▶ **Data records**:
######

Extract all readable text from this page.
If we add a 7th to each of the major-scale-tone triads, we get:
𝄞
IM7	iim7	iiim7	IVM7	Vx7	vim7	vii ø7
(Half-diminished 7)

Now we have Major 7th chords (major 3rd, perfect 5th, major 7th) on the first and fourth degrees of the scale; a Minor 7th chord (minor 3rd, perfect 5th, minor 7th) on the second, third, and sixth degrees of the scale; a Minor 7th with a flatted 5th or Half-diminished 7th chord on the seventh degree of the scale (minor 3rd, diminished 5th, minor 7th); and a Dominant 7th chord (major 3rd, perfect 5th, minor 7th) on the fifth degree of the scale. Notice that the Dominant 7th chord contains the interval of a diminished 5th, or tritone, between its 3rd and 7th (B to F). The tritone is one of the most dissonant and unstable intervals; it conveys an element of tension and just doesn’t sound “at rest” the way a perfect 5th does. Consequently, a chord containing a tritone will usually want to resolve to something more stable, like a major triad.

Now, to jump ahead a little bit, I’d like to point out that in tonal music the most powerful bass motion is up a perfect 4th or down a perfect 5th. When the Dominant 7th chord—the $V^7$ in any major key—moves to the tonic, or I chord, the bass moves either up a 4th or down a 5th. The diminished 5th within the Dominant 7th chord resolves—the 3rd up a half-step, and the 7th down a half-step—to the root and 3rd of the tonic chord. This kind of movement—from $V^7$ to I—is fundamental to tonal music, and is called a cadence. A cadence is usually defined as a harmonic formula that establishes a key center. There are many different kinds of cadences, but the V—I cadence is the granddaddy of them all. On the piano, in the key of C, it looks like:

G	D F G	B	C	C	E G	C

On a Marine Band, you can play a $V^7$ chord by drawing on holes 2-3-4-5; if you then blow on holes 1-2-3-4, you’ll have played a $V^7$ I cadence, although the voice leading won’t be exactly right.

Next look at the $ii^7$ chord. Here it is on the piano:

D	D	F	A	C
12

######

▶ **THE TASK**: Print the records above in full, exactly.

▶ **EXPECTED OUTPUT**:
Extract all readable text from this page.
If we add a 7th to each of the major-scale-tone triads, we get:
𝄞
IM7	iim7	iiim7	IVM7	Vx7	vim7	vii ø7
(Half-diminished 7)

Now we have Major 7th chords (major 3rd, perfect 5th, major 7th) on the first and fourth degrees of the scale; a Minor 7th chord (minor 3rd, perfect 5th, minor 7th) on the second, third, and sixth degrees of the scale; a Minor 7th with a flatted 5th or Half-diminished 7th chord on the seventh degree of the scale (minor 3rd, diminished 5th, minor 7th); and a Dominant 7th chord (major 3rd, perfect 5th, minor 7th) on the fifth degree of the scale. Notice that the Dominant 7th chord contains the interval of a diminished 5th, or tritone, between its 3rd and 7th (B to F). The tritone is one of the most dissonant and unstable intervals; it conveys an element of tension and just doesn’t sound “at rest” the way a perfect 5th does. Consequently, a chord containing a tritone will usually want to resolve to something more stable, like a major triad.

Now, to jump ahead a little bit, I’d like to point out that in tonal music the most powerful bass motion is up a perfect 4th or down a perfect 5th. When the Dominant 7th chord—the $V^7$ in any major key—moves to the tonic, or I chord, the bass moves either up a 4th or down a 5th. The diminished 5th within the Dominant 7th chord resolves—the 3rd up a half-step, and the 7th down a half-step—to the root and 3rd of the tonic chord. This kind of movement—from $V^7$ to I—is fundamental to tonal music, and is called a cadence. A cadence is usually defined as a harmonic formula that establishes a key center. There are many different kinds of cadences, but the V—I cadence is the granddaddy of them all. On the piano, in the key of C, it looks like:

G	D F G	B	C	C	E G	C

On a Marine Band, you can play a $V^7$ chord by drawing on holes 2-3-4-5; if you then blow on holes 1-2-3-4, you’ll have played a $V^7$ I cadence, although the voice leading won’t be exactly right.

Next look at the $ii^7$ chord. Here it is on the piano:

D	D	F	A	C
12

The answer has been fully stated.